:: STORED ROWS ::
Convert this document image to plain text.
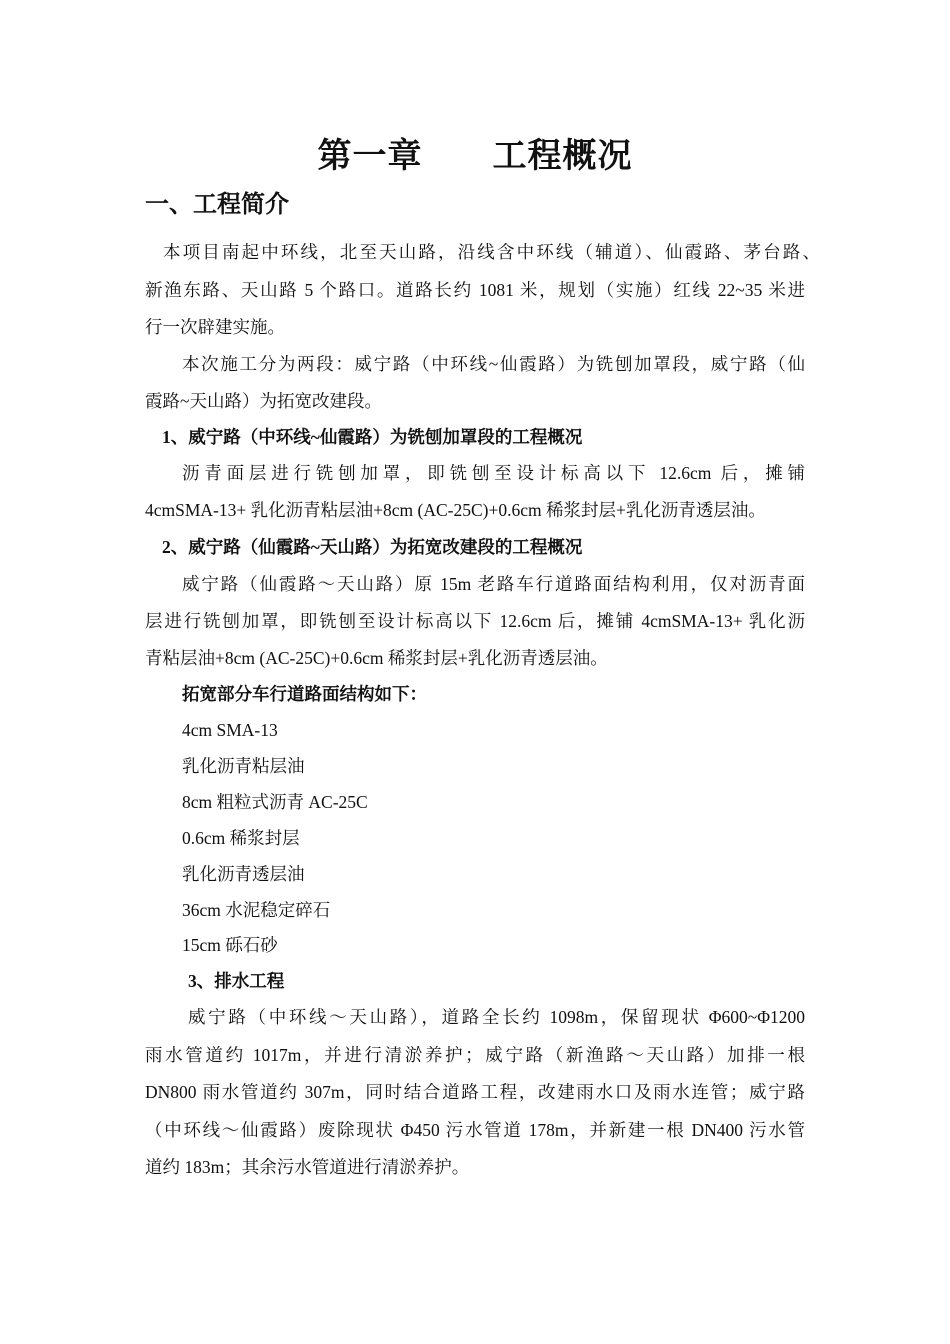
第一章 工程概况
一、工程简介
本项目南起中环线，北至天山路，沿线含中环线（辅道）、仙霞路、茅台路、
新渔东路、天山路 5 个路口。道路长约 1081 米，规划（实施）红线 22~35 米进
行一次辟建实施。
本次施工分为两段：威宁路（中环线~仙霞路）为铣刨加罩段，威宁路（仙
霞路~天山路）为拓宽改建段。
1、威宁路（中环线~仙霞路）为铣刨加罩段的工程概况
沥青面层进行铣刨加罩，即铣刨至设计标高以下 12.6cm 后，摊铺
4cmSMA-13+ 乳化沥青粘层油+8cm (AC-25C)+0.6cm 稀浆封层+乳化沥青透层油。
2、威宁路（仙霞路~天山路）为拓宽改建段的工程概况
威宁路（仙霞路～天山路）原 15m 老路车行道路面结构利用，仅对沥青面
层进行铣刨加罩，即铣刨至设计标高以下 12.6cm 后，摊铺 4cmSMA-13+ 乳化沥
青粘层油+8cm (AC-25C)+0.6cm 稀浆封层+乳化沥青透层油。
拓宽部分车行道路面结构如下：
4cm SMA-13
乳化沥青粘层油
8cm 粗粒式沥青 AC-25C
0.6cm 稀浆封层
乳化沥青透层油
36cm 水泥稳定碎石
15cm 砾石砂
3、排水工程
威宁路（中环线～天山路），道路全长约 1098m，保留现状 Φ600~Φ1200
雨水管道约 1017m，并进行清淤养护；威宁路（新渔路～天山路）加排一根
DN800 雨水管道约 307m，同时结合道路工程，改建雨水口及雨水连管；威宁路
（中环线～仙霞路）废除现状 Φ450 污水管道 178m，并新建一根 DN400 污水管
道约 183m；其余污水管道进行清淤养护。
:::
:: STORED ROWS ::
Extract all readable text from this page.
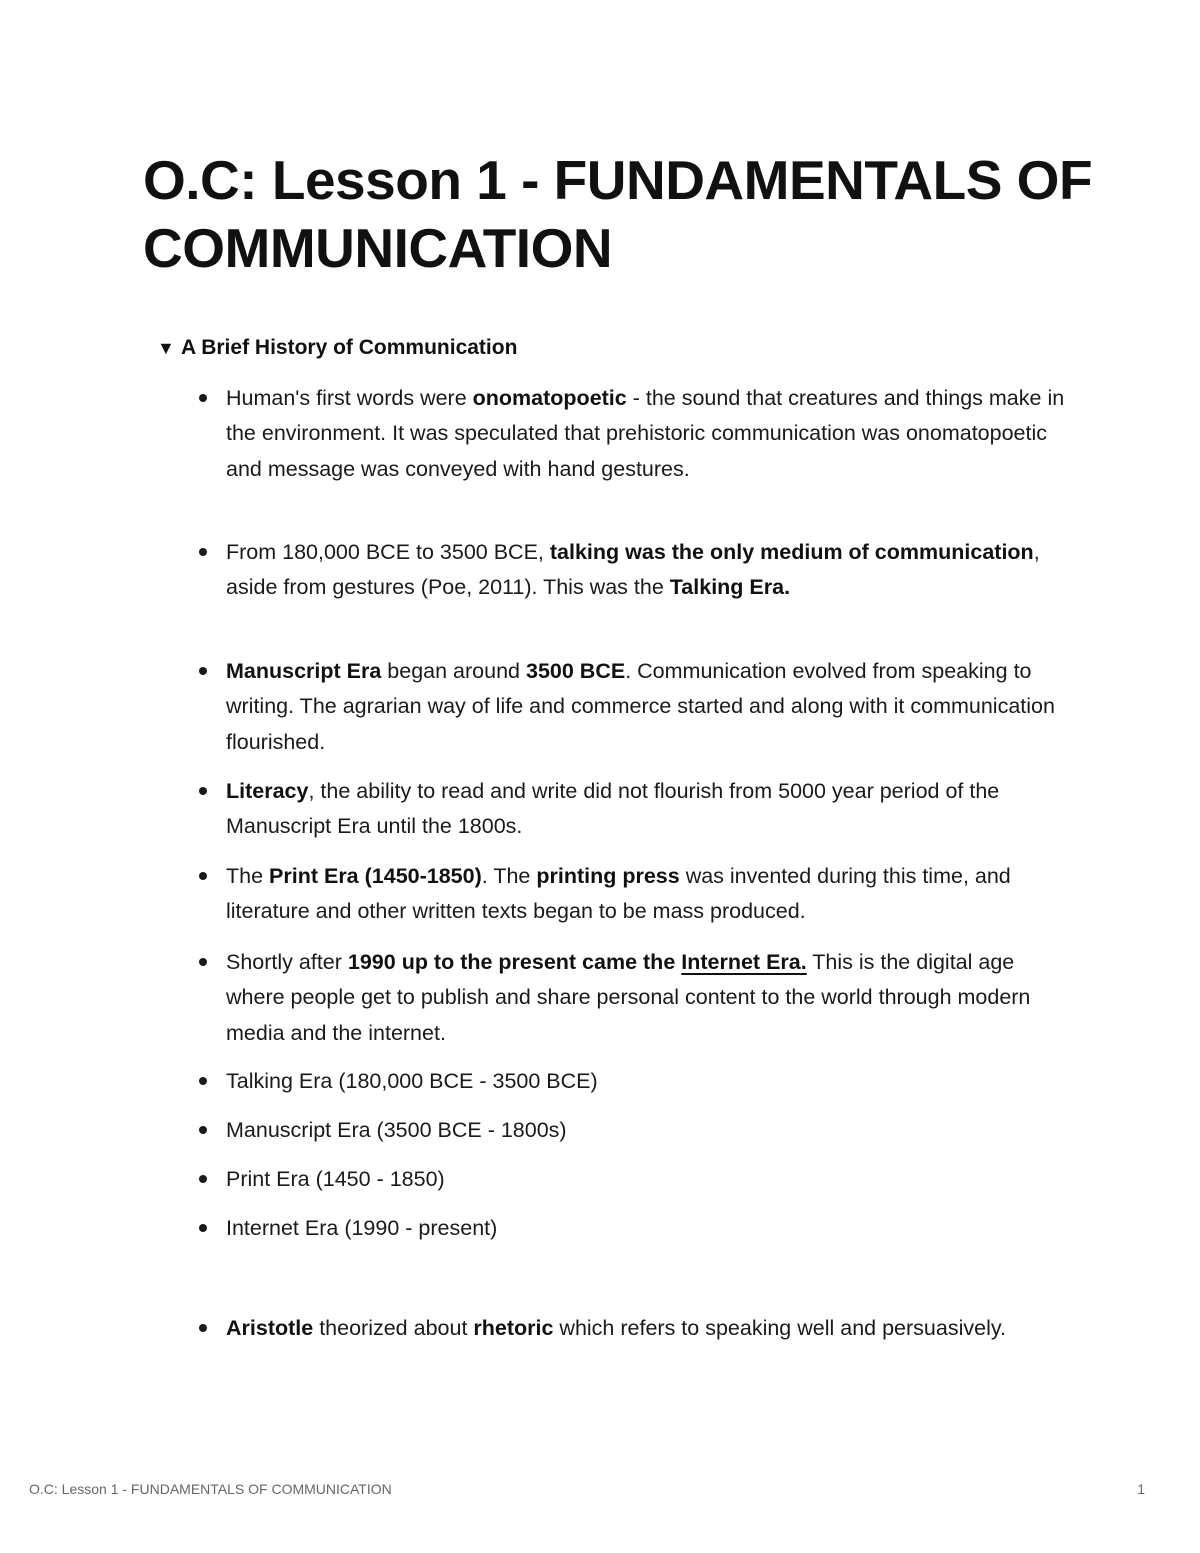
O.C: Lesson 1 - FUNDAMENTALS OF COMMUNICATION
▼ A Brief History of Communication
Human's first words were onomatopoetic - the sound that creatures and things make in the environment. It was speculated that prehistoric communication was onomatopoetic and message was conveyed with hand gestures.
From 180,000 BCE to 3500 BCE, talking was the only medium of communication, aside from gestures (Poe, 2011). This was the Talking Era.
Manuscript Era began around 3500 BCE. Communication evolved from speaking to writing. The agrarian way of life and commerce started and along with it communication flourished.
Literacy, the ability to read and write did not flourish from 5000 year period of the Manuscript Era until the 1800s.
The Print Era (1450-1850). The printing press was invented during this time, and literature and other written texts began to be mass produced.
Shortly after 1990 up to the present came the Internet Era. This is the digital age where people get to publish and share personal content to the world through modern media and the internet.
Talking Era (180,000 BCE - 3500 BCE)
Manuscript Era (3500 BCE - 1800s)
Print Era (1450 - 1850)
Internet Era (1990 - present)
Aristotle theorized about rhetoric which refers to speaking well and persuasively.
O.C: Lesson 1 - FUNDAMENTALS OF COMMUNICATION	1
:::
:: STORED ROWS ::
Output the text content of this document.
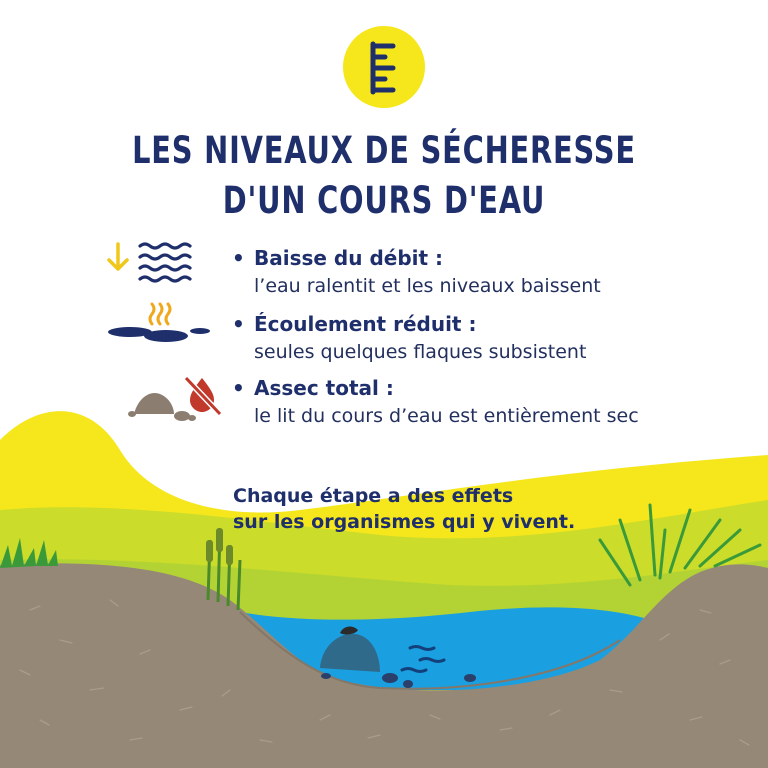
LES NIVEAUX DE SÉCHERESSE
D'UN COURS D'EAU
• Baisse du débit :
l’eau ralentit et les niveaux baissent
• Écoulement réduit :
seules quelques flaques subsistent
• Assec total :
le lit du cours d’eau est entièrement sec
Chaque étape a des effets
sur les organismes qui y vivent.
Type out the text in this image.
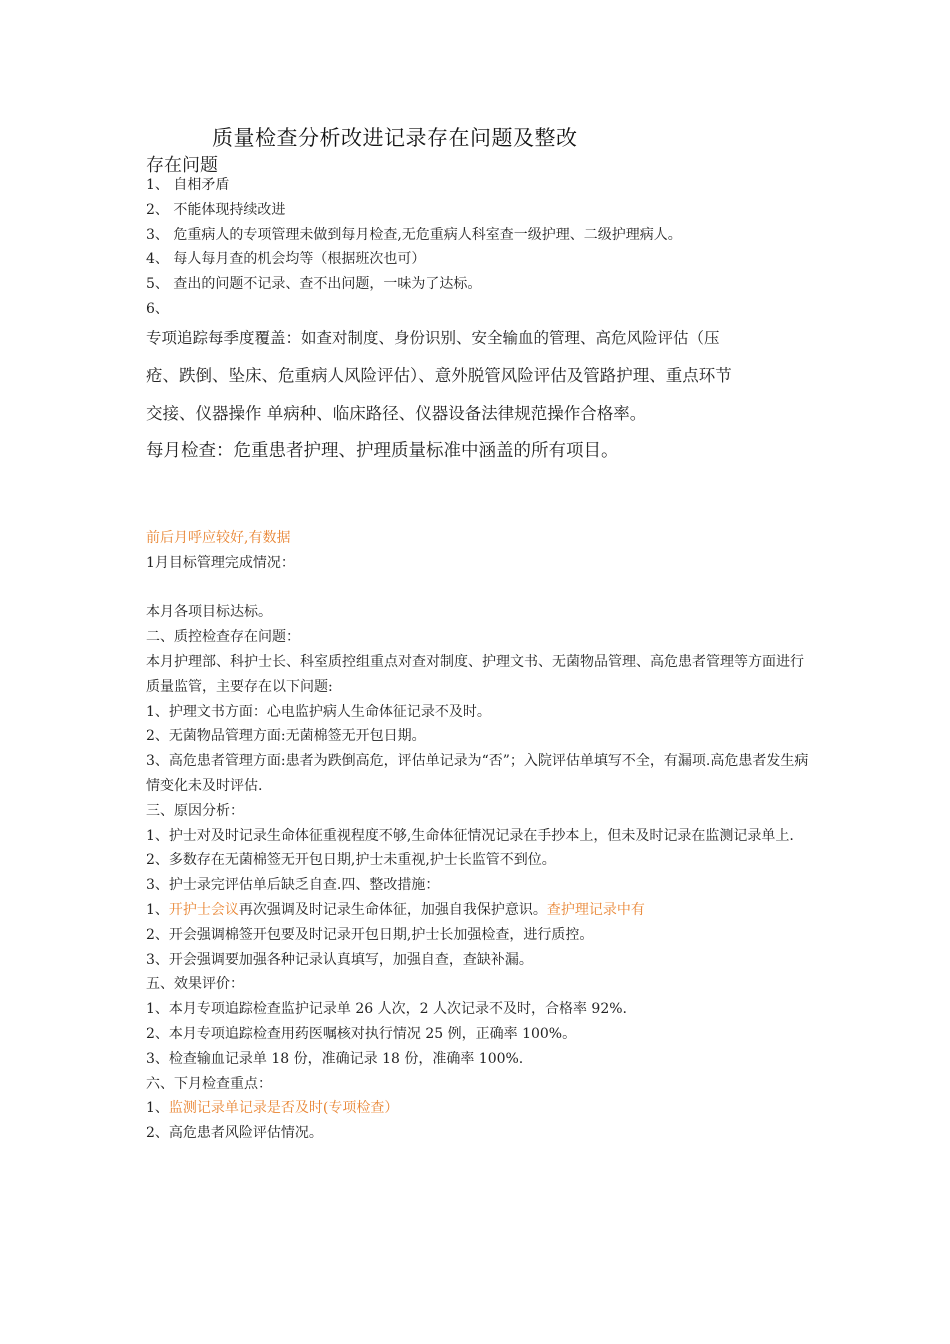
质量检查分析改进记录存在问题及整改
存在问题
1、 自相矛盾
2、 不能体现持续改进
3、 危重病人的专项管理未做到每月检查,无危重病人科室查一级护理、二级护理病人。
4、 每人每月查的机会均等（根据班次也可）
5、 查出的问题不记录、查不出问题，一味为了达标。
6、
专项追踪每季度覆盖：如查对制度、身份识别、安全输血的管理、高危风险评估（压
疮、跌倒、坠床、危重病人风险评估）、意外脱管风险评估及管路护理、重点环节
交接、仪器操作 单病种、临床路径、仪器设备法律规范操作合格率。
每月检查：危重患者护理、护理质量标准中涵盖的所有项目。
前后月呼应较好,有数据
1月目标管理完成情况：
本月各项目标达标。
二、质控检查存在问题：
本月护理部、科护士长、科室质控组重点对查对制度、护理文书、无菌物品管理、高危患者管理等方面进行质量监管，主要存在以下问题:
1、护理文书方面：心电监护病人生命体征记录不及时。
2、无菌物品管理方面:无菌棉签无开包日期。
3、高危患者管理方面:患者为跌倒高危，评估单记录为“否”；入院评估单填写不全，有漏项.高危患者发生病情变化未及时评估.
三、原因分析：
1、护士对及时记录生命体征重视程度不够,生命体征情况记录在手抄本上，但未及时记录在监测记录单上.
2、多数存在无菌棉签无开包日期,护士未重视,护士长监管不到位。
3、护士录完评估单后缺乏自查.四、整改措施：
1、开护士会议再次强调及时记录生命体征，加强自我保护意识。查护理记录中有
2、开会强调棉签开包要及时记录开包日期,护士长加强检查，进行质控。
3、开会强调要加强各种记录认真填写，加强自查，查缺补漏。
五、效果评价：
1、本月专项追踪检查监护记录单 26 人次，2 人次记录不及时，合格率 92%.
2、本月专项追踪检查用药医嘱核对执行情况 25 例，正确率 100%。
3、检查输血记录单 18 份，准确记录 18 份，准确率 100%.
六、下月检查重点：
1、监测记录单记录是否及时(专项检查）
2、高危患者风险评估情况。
:::
**WORK TO DO**: Identify and copy all lines with the word "speaking".

**IN RESPONSE**:
Manuscript Era began around 3500 BCE. Communication evolved from speaking to writing. The agrarian way of life and commerce started and along with it communication flourished.
Aristotle theorized about rhetoric which refers to speaking well and persuasively.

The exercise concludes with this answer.